▶ [Task requirements]: Single out the lines that include the word "теплоносителя". Copy them.

▶ [Data for this exercise]:

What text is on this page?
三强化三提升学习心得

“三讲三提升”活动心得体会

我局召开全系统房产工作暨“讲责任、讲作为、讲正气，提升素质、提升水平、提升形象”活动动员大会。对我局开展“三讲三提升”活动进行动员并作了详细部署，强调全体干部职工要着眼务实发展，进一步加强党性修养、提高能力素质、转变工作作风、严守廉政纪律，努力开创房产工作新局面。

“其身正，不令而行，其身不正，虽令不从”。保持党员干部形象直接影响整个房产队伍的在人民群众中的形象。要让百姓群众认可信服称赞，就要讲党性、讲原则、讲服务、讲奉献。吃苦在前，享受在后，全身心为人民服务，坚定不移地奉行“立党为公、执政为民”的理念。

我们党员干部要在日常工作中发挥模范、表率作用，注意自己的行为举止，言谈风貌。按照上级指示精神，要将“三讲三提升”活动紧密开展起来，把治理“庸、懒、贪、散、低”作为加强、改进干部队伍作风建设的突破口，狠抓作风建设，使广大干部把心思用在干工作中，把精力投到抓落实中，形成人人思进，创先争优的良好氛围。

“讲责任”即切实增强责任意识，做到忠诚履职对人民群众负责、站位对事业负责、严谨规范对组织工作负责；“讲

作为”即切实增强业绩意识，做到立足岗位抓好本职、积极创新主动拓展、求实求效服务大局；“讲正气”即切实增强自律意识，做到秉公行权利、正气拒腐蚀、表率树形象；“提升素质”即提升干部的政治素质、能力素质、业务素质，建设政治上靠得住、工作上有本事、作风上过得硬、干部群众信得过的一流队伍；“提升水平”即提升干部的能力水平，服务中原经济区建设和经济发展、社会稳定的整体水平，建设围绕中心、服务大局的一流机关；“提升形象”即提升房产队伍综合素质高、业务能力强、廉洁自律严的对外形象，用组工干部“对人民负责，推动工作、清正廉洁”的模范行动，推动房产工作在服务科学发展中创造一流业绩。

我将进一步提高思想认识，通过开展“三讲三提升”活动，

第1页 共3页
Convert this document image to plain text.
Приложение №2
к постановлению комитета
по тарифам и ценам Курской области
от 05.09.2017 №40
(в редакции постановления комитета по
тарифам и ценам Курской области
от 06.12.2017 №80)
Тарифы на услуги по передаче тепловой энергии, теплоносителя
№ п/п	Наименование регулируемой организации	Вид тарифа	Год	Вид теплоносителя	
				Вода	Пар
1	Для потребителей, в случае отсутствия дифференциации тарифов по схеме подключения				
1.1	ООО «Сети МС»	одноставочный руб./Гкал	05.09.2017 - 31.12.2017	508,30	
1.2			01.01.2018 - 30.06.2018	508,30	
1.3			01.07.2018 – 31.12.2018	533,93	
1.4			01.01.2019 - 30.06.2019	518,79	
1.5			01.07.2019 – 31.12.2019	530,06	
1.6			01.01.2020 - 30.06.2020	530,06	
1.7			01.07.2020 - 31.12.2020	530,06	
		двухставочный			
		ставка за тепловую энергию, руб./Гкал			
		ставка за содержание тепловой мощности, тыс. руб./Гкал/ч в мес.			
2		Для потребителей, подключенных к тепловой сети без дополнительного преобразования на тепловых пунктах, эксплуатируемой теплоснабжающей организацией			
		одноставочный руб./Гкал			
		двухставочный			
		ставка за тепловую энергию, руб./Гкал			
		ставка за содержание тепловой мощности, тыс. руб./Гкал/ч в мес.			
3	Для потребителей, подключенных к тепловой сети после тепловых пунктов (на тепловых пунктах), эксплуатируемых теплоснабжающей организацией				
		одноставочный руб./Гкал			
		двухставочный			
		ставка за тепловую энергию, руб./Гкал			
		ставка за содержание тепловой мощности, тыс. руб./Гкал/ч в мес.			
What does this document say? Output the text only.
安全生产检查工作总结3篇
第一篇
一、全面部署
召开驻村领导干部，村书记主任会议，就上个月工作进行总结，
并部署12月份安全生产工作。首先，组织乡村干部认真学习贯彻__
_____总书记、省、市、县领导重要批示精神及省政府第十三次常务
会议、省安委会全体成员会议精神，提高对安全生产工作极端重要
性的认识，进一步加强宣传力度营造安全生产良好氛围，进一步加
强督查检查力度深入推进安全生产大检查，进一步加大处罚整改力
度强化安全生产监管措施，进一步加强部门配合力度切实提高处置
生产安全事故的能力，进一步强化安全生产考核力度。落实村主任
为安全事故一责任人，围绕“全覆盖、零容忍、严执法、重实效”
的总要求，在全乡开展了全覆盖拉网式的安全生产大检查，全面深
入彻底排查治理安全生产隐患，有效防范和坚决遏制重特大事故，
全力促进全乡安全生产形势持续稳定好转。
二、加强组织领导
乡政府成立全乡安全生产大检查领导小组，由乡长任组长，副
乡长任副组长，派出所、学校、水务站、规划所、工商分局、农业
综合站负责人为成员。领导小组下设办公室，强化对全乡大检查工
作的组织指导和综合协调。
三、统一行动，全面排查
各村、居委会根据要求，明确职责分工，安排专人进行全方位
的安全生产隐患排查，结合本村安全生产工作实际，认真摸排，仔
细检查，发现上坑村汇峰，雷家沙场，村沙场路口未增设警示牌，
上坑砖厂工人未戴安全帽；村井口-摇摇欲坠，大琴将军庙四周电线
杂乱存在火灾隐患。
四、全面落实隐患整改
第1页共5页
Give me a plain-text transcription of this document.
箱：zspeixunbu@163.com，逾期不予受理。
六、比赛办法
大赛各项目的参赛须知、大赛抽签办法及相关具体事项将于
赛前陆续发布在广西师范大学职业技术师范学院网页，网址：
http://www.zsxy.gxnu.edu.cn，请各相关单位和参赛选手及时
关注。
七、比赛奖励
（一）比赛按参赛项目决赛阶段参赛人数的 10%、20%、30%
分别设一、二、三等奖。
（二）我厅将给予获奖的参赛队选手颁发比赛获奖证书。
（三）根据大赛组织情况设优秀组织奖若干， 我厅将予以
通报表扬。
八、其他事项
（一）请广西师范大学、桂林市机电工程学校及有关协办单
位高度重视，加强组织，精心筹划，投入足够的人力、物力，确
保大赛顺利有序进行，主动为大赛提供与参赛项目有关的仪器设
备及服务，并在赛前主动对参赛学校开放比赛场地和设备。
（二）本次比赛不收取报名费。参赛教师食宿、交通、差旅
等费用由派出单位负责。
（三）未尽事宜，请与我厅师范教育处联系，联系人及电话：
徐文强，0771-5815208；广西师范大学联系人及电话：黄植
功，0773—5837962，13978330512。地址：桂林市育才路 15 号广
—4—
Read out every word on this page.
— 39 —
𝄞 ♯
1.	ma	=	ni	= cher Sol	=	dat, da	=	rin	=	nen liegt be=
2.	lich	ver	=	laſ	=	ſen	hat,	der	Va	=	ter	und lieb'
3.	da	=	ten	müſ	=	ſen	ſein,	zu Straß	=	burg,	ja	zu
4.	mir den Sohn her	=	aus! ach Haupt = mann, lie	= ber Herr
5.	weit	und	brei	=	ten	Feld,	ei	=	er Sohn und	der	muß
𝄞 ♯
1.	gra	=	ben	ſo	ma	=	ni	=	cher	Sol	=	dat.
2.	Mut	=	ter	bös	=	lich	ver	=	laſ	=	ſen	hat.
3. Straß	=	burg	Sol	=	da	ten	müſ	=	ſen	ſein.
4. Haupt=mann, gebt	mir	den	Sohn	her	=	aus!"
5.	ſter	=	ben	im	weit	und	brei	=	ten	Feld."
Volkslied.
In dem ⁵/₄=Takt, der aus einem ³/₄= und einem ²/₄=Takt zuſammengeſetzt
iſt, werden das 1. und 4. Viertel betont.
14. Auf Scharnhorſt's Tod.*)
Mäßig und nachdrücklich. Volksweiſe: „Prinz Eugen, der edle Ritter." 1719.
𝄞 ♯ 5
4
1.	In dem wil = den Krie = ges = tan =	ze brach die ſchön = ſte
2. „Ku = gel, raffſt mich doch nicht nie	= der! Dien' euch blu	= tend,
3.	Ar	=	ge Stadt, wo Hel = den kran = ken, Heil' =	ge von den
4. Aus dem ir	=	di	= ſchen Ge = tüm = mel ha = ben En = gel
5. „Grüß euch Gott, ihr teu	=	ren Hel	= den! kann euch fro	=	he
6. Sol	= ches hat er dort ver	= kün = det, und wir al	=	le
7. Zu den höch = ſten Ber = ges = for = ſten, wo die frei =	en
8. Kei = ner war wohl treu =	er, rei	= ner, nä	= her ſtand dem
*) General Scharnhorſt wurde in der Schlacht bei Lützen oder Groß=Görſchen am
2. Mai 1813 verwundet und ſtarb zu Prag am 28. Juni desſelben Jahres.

▶ [Exercise solution]:
Тарифы на услуги по передаче тепловой энергии, теплоносителя
№ п/п	Наименование регулируемой организации	Вид тарифа	Год	Вид теплоносителя	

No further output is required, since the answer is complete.